PROBLEM TO SOLVE
Exactly and only the lines from the one with "Decode this image" through the end of the listing are to be transcribed, both ends included.

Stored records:
= = = = =

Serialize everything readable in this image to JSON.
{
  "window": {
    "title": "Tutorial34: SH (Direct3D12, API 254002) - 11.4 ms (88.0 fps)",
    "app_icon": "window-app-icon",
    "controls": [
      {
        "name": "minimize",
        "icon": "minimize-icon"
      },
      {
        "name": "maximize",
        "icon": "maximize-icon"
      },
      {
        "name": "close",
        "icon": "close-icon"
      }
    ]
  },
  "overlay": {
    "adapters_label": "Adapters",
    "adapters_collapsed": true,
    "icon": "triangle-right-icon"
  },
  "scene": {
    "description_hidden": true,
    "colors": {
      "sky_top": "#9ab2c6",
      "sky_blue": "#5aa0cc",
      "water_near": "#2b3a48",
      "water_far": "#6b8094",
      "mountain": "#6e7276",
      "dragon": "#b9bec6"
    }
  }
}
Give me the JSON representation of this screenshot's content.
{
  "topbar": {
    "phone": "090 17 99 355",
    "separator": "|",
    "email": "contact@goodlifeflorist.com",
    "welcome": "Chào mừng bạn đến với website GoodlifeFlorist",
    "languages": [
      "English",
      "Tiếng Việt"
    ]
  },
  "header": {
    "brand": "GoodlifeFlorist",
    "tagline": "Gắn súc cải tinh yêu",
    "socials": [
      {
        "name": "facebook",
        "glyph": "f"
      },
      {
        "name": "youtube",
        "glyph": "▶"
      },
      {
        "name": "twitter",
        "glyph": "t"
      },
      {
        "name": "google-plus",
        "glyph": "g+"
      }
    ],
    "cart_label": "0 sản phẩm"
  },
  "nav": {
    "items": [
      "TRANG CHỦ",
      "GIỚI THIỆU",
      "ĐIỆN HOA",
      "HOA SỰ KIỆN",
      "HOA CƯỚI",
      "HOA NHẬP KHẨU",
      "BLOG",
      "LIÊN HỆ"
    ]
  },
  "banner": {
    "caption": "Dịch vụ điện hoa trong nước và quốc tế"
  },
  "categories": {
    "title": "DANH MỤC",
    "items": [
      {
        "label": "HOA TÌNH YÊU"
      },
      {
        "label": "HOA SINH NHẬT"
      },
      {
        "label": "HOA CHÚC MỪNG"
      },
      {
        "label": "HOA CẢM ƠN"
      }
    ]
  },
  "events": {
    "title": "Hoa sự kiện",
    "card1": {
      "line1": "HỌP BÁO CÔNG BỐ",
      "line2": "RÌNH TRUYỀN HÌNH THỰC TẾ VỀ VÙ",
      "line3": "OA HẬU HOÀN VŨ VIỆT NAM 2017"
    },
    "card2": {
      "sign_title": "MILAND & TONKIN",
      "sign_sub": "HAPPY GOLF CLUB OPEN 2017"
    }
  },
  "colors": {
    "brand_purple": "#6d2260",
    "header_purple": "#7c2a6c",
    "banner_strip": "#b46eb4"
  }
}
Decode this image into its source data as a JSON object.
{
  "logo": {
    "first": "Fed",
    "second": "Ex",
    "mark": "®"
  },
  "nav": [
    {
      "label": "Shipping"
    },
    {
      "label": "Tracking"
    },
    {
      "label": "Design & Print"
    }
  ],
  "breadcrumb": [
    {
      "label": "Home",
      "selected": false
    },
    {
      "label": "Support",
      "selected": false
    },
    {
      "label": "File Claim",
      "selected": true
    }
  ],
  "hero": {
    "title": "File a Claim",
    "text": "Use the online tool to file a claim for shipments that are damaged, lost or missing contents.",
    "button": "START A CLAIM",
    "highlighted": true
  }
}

= = = = =

OUTPUT
Decode this image into its source data as a JSON object.
{
  "logo": {
    "first": "Fed",
    "second": "Ex",
    "mark": "®"
  },
  "nav": [
    {
      "label": "Shipping"
    },
    {
      "label": "Tracking"
    },
    {
      "label": "Design & Print"
    }
  ],
  "breadcrumb": [
    {
      "label": "Home",
      "selected": false
    },
    {
      "label": "Support",
      "selected": false
    },
    {
      "label": "File Claim",
      "selected": true
    }
  ],
  "hero": {
    "title": "File a Claim",
    "text": "Use the online tool to file a claim for shipments that are damaged, lost or missing contents.",
    "button": "START A CLAIM",
    "highlighted": true
  }
}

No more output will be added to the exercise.